## Exercise
Pick up the Kidsday review of "The SpongeBob Movie: Sponge Out of Water" after its last sentence and write what comes next.

[Opening Passage provided section]

Have you ever seen the show "SpongeBob SquarePants"? Are you a big fan of this classic cartoon? If you are, you should see the new movie, "The SpongeBob Movie: Sponge Out of Water." As Kidsday reporters, we went to a screening last week. We were chosen from our class because our teacher gave us a quiz to see who the true "SpongeBob SquarePants" fans are.
In the beginning of the film, it was just a normal day in Bikini Bottom. There were people eating at the Krusty Krab. Kids were playing and others were shopping. While all this was going on, Plankton was trying to steal the Krabby Patty secret formula -- as always. Things got a little out of hand and the secret formula disappeared while Plankton and SpongeBob were playing tug-of-war with it. Poof! It had vanished! They were so surprised, and all of a sudden Bikini Bottom went crazy. Mr. Krabs and all of people in Bikini Bottom were mad at Plankton and blamed him for stealing the formula. SpongeBob stood up for him and tried to explain that he didn't do it.

[Closing Passage provided section]
[Opening Raw data section]

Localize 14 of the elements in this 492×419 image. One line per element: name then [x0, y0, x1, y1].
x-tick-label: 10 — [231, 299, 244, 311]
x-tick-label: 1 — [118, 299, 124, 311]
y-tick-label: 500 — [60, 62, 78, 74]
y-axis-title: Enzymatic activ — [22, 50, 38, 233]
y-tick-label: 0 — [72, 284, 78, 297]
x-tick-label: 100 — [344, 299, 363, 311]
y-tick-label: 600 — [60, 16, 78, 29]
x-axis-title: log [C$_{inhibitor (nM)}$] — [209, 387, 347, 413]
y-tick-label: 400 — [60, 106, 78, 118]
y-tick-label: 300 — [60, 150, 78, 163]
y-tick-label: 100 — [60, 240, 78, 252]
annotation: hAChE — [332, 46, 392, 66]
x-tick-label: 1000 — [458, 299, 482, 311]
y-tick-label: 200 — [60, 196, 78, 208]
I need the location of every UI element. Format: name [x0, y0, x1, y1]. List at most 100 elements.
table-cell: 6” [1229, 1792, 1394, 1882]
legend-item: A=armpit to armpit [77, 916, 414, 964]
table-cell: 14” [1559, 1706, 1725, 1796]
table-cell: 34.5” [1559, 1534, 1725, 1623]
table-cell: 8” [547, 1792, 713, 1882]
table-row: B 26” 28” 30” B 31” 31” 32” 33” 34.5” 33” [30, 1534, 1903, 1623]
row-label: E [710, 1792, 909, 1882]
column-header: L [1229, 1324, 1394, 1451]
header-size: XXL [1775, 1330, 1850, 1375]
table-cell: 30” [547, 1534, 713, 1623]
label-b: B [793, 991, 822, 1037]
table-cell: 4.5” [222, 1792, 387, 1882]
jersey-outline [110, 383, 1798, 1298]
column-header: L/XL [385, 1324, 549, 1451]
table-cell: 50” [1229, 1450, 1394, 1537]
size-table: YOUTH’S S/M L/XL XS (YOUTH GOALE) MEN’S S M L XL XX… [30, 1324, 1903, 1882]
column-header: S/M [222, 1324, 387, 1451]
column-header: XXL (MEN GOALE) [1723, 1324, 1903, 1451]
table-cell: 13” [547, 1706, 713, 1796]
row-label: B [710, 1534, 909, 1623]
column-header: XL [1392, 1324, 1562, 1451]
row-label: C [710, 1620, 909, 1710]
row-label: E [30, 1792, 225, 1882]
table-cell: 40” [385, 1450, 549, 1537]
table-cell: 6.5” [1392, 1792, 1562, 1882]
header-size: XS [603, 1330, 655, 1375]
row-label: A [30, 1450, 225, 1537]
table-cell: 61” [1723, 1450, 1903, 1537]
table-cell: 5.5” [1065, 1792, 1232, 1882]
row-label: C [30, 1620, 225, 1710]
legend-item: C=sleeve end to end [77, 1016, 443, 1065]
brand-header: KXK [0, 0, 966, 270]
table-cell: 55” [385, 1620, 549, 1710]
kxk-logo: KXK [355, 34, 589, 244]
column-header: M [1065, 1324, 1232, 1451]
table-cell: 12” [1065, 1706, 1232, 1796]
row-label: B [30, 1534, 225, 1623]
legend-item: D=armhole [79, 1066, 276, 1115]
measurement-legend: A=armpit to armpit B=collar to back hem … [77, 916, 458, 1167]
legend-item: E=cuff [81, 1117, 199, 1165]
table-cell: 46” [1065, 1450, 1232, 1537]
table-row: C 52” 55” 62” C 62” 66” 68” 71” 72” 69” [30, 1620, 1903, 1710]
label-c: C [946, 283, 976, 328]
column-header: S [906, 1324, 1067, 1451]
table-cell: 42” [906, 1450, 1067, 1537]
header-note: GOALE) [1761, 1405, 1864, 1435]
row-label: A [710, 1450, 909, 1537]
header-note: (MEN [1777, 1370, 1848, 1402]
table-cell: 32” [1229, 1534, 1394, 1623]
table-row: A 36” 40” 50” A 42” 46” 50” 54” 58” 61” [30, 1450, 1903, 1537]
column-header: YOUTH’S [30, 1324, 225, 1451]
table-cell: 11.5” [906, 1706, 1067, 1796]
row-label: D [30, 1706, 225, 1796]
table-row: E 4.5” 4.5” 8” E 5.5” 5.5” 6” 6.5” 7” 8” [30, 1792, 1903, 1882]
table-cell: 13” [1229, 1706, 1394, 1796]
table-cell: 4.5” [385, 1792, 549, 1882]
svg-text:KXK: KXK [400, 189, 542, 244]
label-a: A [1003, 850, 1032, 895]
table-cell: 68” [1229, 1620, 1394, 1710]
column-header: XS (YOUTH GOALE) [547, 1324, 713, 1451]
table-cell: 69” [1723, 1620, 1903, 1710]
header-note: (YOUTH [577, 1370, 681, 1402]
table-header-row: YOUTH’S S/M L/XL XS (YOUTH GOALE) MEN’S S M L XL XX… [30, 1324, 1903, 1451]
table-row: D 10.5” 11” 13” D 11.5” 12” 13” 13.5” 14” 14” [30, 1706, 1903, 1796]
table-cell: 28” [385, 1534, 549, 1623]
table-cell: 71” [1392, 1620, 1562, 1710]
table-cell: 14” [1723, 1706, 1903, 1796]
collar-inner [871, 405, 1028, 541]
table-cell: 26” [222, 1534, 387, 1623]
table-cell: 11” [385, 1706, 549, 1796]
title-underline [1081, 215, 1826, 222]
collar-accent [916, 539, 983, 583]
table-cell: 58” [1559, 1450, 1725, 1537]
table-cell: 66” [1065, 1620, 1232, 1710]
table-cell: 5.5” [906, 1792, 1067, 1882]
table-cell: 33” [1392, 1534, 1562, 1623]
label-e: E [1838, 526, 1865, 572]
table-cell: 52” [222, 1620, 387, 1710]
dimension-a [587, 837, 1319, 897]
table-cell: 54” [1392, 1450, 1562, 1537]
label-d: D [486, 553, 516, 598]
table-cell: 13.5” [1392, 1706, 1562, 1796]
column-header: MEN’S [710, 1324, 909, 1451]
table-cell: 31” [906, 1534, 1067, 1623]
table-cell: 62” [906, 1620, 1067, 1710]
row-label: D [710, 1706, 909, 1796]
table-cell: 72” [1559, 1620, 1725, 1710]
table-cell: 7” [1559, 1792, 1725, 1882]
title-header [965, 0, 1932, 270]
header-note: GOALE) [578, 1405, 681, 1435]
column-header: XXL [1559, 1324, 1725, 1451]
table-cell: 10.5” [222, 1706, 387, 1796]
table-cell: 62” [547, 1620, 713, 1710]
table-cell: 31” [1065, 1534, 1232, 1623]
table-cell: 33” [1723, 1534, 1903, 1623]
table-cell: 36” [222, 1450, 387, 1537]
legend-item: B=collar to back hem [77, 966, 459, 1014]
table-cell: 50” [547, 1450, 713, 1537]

[Closing Raw data section]

## Response to this task
Then SpongeBob and Plankton floated away and teamed up with other characters to get the secret formula back from Burger-Beard, a mean, tough, Krabby Patty-loving pirate. Wait until you see what super powers the characters get in this movie to fight Burger-Beard. We don't want to give away the rest of the story so go see it!
We thought the movie was funny and entertaining, especially for SpongeBob fans. We loved it when they gained their super powers. One scene has SpongeBob using his bubble powers to battle Burger-Beard, who was shooting cannon balls at him. And, we really loved it when the seagulls started singing the SpongeBob theme song at the end, especially the SpongeBob rap they did when battling against Bubbles.
We rate the movie: 3 1/2 (out of five) smiles.
After seeing the movie, we went back to Manhattan last Friday to meet voice-over actors Tom Kenny (SpongeBob SquarePants) and Bill Fagerbakke (Patrick Star). Here is part of our interview with them:
Do you ever accidentally use your SpongeBob voice in real life?
Tom: No . Oh my gosh, I just did it. Sometimes you are still kind of thinking like him when you leave the studio. We will do four or five hours of SpongeBob and then we will walk out and the receptionist at Nickelodeon will say, "See you on Monday." Tom and I will say , "OK, see you later!" Sometimes the SpongeBob brain is still going. You have to adjust.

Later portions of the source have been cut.